• Raw data
--- Start ---
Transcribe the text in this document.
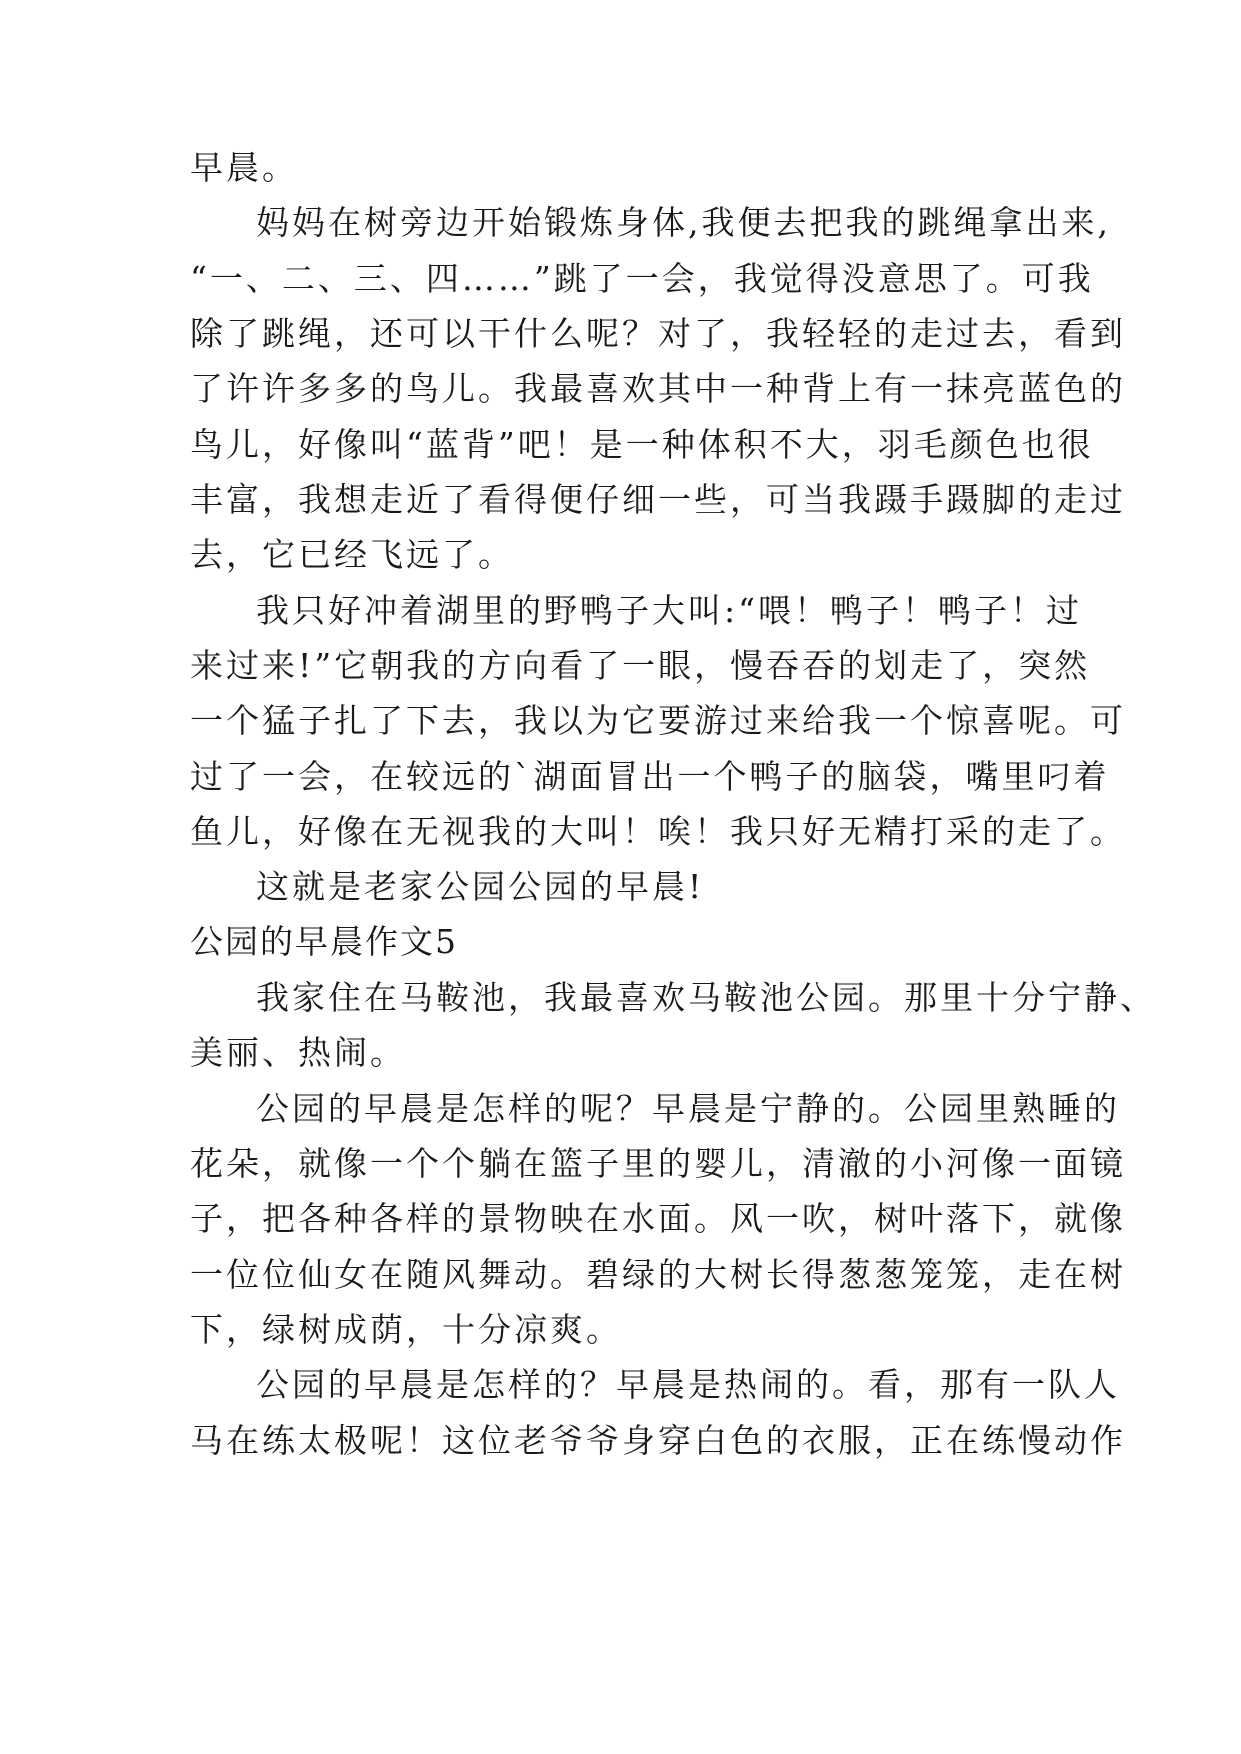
早晨。
妈妈在树旁边开始锻炼身体,我便去把我的跳绳拿出来,
“一、二、三、四……”跳了一会，我觉得没意思了。可我
除了跳绳，还可以干什么呢？对了，我轻轻的走过去，看到
了许许多多的鸟儿。我最喜欢其中一种背上有一抹亮蓝色的
鸟儿，好像叫“蓝背”吧！是一种体积不大，羽毛颜色也很
丰富，我想走近了看得便仔细一些，可当我蹑手蹑脚的走过
去，它已经飞远了。
我只好冲着湖里的野鸭子大叫:“喂！鸭子！鸭子！过
来过来!”它朝我的方向看了一眼，慢吞吞的划走了，突然
一个猛子扎了下去，我以为它要游过来给我一个惊喜呢。可
过了一会，在较远的`湖面冒出一个鸭子的脑袋，嘴里叼着
鱼儿，好像在无视我的大叫！唉！我只好无精打采的走了。
这就是老家公园公园的早晨!
公园的早晨作文5
我家住在马鞍池，我最喜欢马鞍池公园。那里十分宁静、
美丽、热闹。
公园的早晨是怎样的呢？早晨是宁静的。公园里熟睡的
花朵，就像一个个躺在篮子里的婴儿，清澈的小河像一面镜
子，把各种各样的景物映在水面。风一吹，树叶落下，就像
一位位仙女在随风舞动。碧绿的大树长得葱葱笼笼，走在树
下，绿树成荫，十分凉爽。
公园的早晨是怎样的？早晨是热闹的。看，那有一队人
马在练太极呢！这位老爷爷身穿白色的衣服，正在练慢动作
--- End ---
• Requirements
Return all of the entries word for word, but omit the pictures.

• Complete response
Transcribe the text in this document.
早晨。
妈妈在树旁边开始锻炼身体,我便去把我的跳绳拿出来,
“一、二、三、四……”跳了一会，我觉得没意思了。可我
除了跳绳，还可以干什么呢？对了，我轻轻的走过去，看到
了许许多多的鸟儿。我最喜欢其中一种背上有一抹亮蓝色的
鸟儿，好像叫“蓝背”吧！是一种体积不大，羽毛颜色也很
丰富，我想走近了看得便仔细一些，可当我蹑手蹑脚的走过
去，它已经飞远了。
我只好冲着湖里的野鸭子大叫:“喂！鸭子！鸭子！过
来过来!”它朝我的方向看了一眼，慢吞吞的划走了，突然
一个猛子扎了下去，我以为它要游过来给我一个惊喜呢。可
过了一会，在较远的`湖面冒出一个鸭子的脑袋，嘴里叼着
鱼儿，好像在无视我的大叫！唉！我只好无精打采的走了。
这就是老家公园公园的早晨!
公园的早晨作文5
我家住在马鞍池，我最喜欢马鞍池公园。那里十分宁静、
美丽、热闹。
公园的早晨是怎样的呢？早晨是宁静的。公园里熟睡的
花朵，就像一个个躺在篮子里的婴儿，清澈的小河像一面镜
子，把各种各样的景物映在水面。风一吹，树叶落下，就像
一位位仙女在随风舞动。碧绿的大树长得葱葱笼笼，走在树
下，绿树成荫，十分凉爽。
公园的早晨是怎样的？早晨是热闹的。看，那有一队人
马在练太极呢！这位老爷爷身穿白色的衣服，正在练慢动作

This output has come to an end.